>>>

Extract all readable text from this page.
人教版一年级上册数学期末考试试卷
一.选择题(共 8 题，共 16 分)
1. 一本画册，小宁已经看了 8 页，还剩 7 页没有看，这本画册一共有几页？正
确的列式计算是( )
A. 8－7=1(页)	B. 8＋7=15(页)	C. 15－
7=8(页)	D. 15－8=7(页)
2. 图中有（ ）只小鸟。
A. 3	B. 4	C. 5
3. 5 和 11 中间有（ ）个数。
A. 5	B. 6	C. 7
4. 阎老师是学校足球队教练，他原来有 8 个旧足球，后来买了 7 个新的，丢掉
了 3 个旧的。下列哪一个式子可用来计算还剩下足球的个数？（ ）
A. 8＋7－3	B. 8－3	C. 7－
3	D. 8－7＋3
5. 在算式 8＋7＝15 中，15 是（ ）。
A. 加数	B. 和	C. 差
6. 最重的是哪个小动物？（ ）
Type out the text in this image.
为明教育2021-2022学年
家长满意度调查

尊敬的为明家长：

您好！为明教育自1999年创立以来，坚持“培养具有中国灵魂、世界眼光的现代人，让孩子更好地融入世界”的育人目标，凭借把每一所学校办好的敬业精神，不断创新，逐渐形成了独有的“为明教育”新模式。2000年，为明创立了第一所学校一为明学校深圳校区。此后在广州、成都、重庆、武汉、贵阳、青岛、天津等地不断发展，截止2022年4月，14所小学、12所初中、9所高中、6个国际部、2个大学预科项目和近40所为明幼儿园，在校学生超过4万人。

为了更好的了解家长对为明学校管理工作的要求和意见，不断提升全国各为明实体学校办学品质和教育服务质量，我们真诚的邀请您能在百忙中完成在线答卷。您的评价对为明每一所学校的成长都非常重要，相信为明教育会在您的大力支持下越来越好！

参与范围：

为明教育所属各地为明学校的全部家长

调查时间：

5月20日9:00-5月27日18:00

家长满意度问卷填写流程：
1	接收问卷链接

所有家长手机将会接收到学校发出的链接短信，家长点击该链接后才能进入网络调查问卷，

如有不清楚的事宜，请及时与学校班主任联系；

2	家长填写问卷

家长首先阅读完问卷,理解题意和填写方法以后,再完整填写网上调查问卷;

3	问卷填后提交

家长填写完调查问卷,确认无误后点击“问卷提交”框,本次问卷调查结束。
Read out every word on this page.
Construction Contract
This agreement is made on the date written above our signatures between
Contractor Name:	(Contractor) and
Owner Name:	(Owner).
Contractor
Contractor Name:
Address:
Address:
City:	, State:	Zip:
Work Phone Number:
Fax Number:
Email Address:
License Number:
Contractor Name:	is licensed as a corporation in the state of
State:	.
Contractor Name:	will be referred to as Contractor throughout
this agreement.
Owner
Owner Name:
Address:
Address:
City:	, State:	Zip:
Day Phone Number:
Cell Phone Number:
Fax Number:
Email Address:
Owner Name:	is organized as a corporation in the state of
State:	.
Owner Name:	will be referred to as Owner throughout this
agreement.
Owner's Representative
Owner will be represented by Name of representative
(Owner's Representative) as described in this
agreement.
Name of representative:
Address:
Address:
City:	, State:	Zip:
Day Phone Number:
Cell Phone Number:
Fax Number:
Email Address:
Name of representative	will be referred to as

<<<

List all lines holding the string "Contractor".

Contractor Name:	(Contractor) and
Contractor
Contractor Name:
Contractor Name:	is licensed as a corporation in the state of
Contractor Name:	will be referred to as Contractor throughout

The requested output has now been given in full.